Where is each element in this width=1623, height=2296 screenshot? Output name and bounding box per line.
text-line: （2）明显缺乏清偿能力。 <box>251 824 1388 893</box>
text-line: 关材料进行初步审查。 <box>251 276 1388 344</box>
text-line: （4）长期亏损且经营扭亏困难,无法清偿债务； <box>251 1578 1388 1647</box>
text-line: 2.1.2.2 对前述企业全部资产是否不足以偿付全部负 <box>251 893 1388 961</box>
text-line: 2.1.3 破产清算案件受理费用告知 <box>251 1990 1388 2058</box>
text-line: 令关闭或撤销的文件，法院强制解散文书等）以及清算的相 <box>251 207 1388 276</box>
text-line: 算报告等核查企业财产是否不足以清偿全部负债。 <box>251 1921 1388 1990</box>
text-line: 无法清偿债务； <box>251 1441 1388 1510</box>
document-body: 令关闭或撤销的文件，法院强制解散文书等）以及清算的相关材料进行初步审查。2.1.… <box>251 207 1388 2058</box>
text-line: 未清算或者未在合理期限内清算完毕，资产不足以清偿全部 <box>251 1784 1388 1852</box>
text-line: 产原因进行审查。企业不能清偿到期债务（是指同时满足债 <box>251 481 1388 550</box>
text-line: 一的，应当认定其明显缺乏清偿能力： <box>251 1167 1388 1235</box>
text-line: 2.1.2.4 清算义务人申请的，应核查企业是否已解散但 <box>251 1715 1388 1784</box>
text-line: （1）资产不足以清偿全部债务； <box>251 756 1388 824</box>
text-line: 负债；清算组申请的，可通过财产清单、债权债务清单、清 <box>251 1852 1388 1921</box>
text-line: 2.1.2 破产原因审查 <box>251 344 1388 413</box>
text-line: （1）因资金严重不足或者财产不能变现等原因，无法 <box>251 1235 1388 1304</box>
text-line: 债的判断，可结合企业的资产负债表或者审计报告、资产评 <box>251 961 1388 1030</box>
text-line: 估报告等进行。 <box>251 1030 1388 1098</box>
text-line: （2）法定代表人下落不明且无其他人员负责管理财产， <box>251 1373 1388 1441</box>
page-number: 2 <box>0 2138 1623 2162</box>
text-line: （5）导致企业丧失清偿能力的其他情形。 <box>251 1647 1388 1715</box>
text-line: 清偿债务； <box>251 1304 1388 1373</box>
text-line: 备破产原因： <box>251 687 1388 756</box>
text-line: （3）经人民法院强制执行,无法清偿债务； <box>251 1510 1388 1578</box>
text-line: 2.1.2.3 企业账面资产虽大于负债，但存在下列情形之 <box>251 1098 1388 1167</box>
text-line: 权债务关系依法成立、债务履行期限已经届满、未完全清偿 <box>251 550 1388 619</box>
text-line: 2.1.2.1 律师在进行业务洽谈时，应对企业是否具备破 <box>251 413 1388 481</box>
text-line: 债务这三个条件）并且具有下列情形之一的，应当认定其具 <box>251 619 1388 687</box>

- - -

> **Task details**
Copy out every row above with no changes, keeping each one on its own line in the same order.

> **Correct output**
Where is each element in this width=1623, height=2296 screenshot? Output name and bounding box per line.
text-line: （2）明显缺乏清偿能力。 <box>251 824 1388 893</box>
text-line: 关材料进行初步审查。 <box>251 276 1388 344</box>
text-line: （4）长期亏损且经营扭亏困难,无法清偿债务； <box>251 1578 1388 1647</box>
text-line: 2.1.2.2 对前述企业全部资产是否不足以偿付全部负 <box>251 893 1388 961</box>
text-line: 2.1.3 破产清算案件受理费用告知 <box>251 1990 1388 2058</box>
text-line: 令关闭或撤销的文件，法院强制解散文书等）以及清算的相 <box>251 207 1388 276</box>
text-line: 算报告等核查企业财产是否不足以清偿全部负债。 <box>251 1921 1388 1990</box>
text-line: 无法清偿债务； <box>251 1441 1388 1510</box>
document-body: 令关闭或撤销的文件，法院强制解散文书等）以及清算的相关材料进行初步审查。2.1.… <box>251 207 1388 2058</box>
text-line: 未清算或者未在合理期限内清算完毕，资产不足以清偿全部 <box>251 1784 1388 1852</box>
text-line: 产原因进行审查。企业不能清偿到期债务（是指同时满足债 <box>251 481 1388 550</box>
text-line: 一的，应当认定其明显缺乏清偿能力： <box>251 1167 1388 1235</box>
text-line: 2.1.2.4 清算义务人申请的，应核查企业是否已解散但 <box>251 1715 1388 1784</box>
text-line: （1）资产不足以清偿全部债务； <box>251 756 1388 824</box>
text-line: 负债；清算组申请的，可通过财产清单、债权债务清单、清 <box>251 1852 1388 1921</box>
text-line: 2.1.2 破产原因审查 <box>251 344 1388 413</box>
text-line: （1）因资金严重不足或者财产不能变现等原因，无法 <box>251 1235 1388 1304</box>
text-line: 债的判断，可结合企业的资产负债表或者审计报告、资产评 <box>251 961 1388 1030</box>
text-line: 估报告等进行。 <box>251 1030 1388 1098</box>
text-line: （2）法定代表人下落不明且无其他人员负责管理财产， <box>251 1373 1388 1441</box>
page-number: 2 <box>0 2138 1623 2162</box>
text-line: （5）导致企业丧失清偿能力的其他情形。 <box>251 1647 1388 1715</box>
text-line: 清偿债务； <box>251 1304 1388 1373</box>
text-line: 备破产原因： <box>251 687 1388 756</box>
text-line: （3）经人民法院强制执行,无法清偿债务； <box>251 1510 1388 1578</box>
text-line: 2.1.2.3 企业账面资产虽大于负债，但存在下列情形之 <box>251 1098 1388 1167</box>
text-line: 权债务关系依法成立、债务履行期限已经届满、未完全清偿 <box>251 550 1388 619</box>
text-line: 2.1.2.1 律师在进行业务洽谈时，应对企业是否具备破 <box>251 413 1388 481</box>
text-line: 债务这三个条件）并且具有下列情形之一的，应当认定其具 <box>251 619 1388 687</box>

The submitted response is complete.